**Required work:** Of the lines in these entries, how many contain the string "Casaglia"? Give the number and nothing else.

Figure contents as structured data:
[START]
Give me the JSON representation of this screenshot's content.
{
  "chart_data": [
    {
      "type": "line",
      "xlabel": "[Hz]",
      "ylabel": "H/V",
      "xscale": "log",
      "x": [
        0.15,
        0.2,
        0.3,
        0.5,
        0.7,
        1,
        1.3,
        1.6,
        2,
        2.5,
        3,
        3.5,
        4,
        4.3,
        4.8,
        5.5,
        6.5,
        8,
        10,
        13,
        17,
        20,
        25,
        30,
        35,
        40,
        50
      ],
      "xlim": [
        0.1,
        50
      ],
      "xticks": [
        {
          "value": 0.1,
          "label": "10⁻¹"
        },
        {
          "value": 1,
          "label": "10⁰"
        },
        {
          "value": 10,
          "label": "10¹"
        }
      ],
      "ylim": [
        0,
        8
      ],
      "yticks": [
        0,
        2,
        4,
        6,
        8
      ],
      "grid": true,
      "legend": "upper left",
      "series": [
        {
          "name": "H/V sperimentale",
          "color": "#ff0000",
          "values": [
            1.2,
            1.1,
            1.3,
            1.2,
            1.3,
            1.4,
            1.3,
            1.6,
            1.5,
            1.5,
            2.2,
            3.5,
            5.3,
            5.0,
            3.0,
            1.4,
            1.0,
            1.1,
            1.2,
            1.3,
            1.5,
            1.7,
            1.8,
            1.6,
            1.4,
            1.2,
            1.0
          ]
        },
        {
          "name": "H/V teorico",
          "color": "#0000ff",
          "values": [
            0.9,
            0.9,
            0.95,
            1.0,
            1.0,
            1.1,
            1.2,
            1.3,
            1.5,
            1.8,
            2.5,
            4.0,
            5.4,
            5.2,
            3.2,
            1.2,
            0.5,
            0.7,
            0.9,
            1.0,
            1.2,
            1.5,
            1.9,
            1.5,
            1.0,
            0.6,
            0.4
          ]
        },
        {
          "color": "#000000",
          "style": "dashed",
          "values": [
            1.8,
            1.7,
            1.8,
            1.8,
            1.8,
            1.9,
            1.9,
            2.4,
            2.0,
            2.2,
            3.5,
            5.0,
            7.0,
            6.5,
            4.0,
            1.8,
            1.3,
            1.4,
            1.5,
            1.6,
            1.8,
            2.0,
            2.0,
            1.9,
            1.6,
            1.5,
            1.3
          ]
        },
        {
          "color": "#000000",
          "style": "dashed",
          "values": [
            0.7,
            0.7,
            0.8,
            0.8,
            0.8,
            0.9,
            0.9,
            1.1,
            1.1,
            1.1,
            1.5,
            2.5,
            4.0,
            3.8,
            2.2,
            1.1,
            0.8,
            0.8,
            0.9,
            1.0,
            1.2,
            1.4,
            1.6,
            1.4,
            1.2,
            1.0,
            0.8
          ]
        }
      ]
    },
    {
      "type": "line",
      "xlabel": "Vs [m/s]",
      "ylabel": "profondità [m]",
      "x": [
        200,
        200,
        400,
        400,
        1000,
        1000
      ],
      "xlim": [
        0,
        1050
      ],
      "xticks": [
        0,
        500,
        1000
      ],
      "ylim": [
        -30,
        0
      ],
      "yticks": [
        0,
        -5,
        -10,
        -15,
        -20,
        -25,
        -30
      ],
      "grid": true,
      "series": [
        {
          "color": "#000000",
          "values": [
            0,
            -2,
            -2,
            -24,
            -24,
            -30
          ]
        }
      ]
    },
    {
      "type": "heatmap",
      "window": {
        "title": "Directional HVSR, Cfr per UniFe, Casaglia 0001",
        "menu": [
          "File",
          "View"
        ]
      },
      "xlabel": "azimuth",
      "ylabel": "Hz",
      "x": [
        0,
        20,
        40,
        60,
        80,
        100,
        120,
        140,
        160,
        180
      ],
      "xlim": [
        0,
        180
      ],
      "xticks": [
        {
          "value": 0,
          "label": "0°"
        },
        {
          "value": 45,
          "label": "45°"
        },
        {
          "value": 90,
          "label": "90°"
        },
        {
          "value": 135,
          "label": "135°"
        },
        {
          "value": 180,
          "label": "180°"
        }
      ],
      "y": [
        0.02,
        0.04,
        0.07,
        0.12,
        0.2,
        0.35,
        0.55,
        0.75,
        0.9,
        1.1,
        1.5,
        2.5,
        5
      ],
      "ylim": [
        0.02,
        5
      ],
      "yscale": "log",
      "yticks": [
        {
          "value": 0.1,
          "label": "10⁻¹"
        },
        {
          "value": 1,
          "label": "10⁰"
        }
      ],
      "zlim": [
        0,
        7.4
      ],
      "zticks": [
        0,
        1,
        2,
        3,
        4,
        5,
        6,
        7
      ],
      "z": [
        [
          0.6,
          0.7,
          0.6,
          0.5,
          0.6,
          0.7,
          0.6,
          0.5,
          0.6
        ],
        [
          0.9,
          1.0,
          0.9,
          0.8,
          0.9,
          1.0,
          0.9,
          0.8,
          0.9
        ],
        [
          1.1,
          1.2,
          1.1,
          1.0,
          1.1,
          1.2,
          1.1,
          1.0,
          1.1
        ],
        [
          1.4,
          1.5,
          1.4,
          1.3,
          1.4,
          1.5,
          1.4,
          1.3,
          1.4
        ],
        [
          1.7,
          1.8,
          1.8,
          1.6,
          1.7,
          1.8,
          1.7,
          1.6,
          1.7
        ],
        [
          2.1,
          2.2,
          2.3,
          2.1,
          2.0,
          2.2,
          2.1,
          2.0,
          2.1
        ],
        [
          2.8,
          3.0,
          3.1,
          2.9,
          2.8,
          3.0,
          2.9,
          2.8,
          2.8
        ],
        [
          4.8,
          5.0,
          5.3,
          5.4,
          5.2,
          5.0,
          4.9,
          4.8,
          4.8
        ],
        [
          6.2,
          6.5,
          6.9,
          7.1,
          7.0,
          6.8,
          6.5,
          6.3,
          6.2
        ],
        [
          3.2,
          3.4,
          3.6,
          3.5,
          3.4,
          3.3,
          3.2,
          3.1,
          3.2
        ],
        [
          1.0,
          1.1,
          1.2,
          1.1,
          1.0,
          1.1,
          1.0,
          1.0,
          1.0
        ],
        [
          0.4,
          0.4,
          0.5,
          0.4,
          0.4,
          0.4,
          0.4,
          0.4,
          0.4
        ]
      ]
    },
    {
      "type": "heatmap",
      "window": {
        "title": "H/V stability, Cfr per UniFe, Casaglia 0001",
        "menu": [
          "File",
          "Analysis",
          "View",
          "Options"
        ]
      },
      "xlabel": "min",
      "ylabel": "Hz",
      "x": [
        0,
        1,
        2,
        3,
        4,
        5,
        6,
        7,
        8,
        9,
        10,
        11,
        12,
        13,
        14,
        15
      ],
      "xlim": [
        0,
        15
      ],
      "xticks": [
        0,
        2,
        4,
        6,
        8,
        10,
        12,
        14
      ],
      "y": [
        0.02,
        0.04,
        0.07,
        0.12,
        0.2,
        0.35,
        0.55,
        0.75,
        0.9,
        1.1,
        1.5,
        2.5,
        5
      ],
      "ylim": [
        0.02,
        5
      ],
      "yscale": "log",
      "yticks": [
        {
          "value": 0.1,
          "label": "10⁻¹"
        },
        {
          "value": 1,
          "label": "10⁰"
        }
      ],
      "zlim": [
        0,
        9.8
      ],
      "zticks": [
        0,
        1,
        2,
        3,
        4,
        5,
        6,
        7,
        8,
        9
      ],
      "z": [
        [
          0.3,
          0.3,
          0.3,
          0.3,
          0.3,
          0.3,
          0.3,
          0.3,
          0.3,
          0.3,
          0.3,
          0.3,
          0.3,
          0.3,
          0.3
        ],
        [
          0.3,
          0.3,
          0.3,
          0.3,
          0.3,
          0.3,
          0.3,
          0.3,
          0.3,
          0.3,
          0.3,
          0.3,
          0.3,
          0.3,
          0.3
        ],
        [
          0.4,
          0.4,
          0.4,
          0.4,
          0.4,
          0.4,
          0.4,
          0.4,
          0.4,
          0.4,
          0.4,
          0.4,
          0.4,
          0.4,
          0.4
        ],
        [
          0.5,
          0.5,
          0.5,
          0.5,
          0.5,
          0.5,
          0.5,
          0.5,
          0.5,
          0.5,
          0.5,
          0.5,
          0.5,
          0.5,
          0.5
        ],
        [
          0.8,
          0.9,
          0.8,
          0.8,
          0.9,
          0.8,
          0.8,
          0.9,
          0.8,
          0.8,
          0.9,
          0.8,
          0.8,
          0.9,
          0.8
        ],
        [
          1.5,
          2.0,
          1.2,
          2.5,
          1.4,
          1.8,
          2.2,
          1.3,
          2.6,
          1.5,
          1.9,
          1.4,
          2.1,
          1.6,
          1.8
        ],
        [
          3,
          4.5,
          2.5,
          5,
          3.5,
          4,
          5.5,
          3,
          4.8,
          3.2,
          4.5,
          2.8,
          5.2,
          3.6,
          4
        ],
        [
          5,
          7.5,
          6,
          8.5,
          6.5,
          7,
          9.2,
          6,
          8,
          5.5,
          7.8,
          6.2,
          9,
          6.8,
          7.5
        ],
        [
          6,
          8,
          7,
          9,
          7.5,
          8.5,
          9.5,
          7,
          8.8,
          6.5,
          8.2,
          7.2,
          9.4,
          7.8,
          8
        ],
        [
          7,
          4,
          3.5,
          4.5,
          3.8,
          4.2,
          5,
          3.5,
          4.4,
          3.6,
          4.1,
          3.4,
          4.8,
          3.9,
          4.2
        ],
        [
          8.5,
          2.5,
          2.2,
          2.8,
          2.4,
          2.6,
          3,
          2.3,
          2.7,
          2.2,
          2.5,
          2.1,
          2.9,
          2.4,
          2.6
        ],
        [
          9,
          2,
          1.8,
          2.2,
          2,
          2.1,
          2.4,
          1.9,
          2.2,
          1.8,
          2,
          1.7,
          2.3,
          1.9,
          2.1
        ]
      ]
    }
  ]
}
[END]
**Answer:** 2